-- EXERCISE BRIEF --
Which lines contain the word "clipes"? Return each of them as written.

━━ PROVIDED INFORMATION

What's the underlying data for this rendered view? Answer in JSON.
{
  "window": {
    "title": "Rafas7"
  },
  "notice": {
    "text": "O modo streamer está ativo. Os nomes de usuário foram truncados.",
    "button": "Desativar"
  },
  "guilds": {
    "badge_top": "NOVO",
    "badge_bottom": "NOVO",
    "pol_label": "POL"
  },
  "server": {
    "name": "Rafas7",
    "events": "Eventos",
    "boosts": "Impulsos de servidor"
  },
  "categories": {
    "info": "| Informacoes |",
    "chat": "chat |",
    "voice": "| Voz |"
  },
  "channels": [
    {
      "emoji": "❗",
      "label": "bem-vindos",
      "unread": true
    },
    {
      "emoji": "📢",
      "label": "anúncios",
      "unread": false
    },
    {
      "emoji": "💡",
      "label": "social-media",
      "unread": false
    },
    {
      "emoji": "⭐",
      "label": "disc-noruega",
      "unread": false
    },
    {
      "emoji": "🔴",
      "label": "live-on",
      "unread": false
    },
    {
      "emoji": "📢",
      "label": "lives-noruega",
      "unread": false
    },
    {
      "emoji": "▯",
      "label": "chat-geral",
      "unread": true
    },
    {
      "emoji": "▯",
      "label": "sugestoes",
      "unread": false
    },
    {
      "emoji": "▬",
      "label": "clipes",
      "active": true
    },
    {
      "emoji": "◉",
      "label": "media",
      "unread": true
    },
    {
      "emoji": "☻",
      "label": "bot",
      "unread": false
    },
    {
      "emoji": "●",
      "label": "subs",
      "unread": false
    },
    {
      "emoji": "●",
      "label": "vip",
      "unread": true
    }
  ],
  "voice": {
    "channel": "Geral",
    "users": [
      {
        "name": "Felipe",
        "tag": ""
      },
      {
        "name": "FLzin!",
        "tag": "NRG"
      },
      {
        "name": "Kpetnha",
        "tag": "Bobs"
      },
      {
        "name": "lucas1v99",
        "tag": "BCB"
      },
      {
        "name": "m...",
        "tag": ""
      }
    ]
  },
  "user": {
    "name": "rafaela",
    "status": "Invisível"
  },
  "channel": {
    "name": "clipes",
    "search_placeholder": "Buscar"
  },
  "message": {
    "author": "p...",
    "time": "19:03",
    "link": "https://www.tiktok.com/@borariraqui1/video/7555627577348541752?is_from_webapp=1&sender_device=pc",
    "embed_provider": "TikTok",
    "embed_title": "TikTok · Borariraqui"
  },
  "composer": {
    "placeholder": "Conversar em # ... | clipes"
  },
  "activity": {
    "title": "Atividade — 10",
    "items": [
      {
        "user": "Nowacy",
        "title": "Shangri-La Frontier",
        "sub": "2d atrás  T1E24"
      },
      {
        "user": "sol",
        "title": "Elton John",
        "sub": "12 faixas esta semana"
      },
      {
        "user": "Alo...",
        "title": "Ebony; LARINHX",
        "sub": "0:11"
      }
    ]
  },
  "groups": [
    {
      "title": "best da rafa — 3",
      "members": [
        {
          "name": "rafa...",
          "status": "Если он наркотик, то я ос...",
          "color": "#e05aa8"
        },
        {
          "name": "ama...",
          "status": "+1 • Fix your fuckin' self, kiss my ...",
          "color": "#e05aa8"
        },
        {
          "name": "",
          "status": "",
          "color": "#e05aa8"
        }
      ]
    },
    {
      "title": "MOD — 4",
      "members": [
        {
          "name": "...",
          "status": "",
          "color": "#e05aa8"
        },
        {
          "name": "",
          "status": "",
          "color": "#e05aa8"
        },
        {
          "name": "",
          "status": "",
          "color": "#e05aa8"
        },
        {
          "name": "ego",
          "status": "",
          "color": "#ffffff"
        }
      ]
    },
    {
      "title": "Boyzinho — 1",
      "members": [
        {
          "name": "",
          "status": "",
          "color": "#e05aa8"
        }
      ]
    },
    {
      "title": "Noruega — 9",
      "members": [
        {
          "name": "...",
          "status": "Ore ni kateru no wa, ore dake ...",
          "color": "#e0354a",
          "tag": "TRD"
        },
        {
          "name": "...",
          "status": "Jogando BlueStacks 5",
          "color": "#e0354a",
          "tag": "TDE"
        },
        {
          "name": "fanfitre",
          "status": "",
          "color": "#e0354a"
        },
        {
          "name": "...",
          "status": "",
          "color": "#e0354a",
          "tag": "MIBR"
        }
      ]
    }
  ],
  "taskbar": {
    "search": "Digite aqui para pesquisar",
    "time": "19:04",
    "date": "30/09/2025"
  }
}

━━━━

-- REPLY --
      "label": "clipes",
    "name": "clipes",
    "placeholder": "Conversar em # ... | clipes"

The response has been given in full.